Blocco di testo:
------------------------------

Professioni, strategia in quattro mosse

18/05/2010

È difficile pensare che le professioni intellettuali possano avere, d’ora in avanti, strategie puramente difensive o solo (pragmaticamente) economiche. Le professioni sembrano obbligate a varare strategie coerenti con il significato intrinseco di questo termine, si dovranno muovere tra forze ostili affermando tuttavia i valori che caratterizzano il lavoro intellettuale. Capire quali possono essere le strategie future non è certo facile. È però ormai inevitabile. Vi sono alcuni obiettivi verso i quali dovrebbe essere indirizzato lo sforzo delle professioni, se vorranno mantenere un peso reale nella società attuale. Vediamone alcuni che sembrano fondamentali:
1) Acquisire autostima, nel senso concreto di saper gestire i servizi più difficili e sofisticati, che sono l’essenza d’ogni società avanzata.
2) Acquisire nuove funzioni, sia in forma surrogatoria rispetto ad altre forze sociali, sia come interpretazione dei bisogni (nuovi) che via via si presentano. Ciò darà luogo a conflitti, ma porterà alla consapevolezza della insostituibilità delle professioni e offrirà nuovo potere ai professionisti.

------------------------------

Dati:
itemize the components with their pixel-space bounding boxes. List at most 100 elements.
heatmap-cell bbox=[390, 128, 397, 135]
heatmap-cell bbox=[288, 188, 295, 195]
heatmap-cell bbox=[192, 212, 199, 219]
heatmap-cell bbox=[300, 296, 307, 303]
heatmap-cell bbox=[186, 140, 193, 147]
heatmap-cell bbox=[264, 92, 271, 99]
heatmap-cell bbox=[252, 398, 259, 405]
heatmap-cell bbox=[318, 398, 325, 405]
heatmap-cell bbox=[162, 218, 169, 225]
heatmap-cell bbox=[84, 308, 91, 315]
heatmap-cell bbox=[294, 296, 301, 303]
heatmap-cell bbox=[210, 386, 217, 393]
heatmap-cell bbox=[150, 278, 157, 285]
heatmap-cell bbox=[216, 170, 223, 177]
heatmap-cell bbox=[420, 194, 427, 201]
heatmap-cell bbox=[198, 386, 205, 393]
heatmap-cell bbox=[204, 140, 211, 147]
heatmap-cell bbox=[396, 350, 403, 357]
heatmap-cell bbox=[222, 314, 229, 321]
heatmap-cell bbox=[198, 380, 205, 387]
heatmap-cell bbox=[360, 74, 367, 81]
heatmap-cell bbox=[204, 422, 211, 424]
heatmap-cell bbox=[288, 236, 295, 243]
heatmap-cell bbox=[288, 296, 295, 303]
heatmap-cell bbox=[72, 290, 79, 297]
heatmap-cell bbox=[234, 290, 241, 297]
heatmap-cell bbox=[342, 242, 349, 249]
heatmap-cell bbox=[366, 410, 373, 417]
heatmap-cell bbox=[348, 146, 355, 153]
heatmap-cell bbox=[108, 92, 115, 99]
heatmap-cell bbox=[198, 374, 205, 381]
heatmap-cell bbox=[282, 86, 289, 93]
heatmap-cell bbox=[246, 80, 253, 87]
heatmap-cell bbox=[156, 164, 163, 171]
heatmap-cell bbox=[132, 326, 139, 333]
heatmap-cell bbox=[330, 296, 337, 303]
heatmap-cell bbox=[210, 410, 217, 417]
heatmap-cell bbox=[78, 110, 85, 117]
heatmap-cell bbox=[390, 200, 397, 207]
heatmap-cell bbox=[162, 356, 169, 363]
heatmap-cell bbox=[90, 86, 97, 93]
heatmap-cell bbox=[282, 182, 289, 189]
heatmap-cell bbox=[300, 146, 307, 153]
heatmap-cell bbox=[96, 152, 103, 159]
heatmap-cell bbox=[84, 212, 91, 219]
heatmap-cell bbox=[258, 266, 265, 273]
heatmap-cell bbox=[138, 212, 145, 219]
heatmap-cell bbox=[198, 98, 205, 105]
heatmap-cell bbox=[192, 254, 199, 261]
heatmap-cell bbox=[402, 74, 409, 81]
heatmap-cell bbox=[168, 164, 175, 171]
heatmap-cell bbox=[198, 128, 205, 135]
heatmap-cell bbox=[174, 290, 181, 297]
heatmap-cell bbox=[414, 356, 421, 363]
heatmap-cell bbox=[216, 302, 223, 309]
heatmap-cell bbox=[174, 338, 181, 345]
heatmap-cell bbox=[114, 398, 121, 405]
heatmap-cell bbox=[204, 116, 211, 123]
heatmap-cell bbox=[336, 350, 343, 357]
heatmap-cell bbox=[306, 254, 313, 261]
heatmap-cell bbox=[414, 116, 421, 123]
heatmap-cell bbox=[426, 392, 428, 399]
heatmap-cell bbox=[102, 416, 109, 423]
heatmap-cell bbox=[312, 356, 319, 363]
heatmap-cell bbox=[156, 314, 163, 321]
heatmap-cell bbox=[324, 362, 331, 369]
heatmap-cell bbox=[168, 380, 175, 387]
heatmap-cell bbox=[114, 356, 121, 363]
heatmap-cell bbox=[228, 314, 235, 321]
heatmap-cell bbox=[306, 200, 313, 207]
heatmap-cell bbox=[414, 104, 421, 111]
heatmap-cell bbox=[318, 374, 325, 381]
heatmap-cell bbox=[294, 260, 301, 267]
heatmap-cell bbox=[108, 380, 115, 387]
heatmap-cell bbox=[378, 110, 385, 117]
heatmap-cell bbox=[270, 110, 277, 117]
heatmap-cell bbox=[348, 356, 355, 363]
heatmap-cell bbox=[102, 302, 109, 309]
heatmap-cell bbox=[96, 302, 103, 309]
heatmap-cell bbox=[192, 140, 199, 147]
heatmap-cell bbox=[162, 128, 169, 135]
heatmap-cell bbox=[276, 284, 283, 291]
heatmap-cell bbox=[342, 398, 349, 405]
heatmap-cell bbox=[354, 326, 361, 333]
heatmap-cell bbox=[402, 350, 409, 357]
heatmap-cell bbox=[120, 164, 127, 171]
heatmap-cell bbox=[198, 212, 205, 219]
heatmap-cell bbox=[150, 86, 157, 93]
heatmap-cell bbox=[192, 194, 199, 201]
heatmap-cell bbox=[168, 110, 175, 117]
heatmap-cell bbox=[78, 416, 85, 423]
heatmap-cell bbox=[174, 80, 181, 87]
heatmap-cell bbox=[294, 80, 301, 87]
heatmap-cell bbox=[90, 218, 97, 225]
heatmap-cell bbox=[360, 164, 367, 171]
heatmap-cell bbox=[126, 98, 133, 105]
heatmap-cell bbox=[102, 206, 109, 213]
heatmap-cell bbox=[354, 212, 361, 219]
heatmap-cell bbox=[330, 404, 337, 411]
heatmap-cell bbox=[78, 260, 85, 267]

------------------------------

Cosa fare:
**1.** Nel testo sulle professioni, che cosa significa in concreto acquisire autostima?
**2.** Elenca per favore tutte le conseguenze che il testo sulle professioni attribuisce all’acquisizione di nuove funzioni.
**3.** Trascrivi dal testo sulle professioni il passo da "Professioni, strategia in" a "d’ogni società avanzata.".

Risposte in ordine:
**1.** Significa saper gestire i servizi più difficili e sofisticati, che sono l’essenza d’ogni società avanzata.

**2.**
- Darà luogo a conflitti.
- Porterà alla consapevolezza della insostituibilità delle professioni.
- Offrirà nuovo potere ai professionisti.

**3.**
Professioni, strategia in quattro mosse

18/05/2010

È difficile pensare che le professioni intellettuali possano avere, d’ora in avanti, strategie puramente difensive o solo (pragmaticamente) economiche. Le professioni sembrano obbligate a varare strategie coerenti con il significato intrinseco di questo termine, si dovranno muovere tra forze ostili affermando tuttavia i valori che caratterizzano il lavoro intellettuale. Capire quali possono essere le strategie future non è certo facile. È però ormai inevitabile. Vi sono alcuni obiettivi verso i quali dovrebbe essere indirizzato lo sforzo delle professioni, se vorranno mantenere un peso reale nella società attuale. Vediamone alcuni che sembrano fondamentali:
1) Acquisire autostima, nel senso concreto di saper gestire i servizi più difficili e sofisticati, che sono l’essenza d’ogni società avanzata.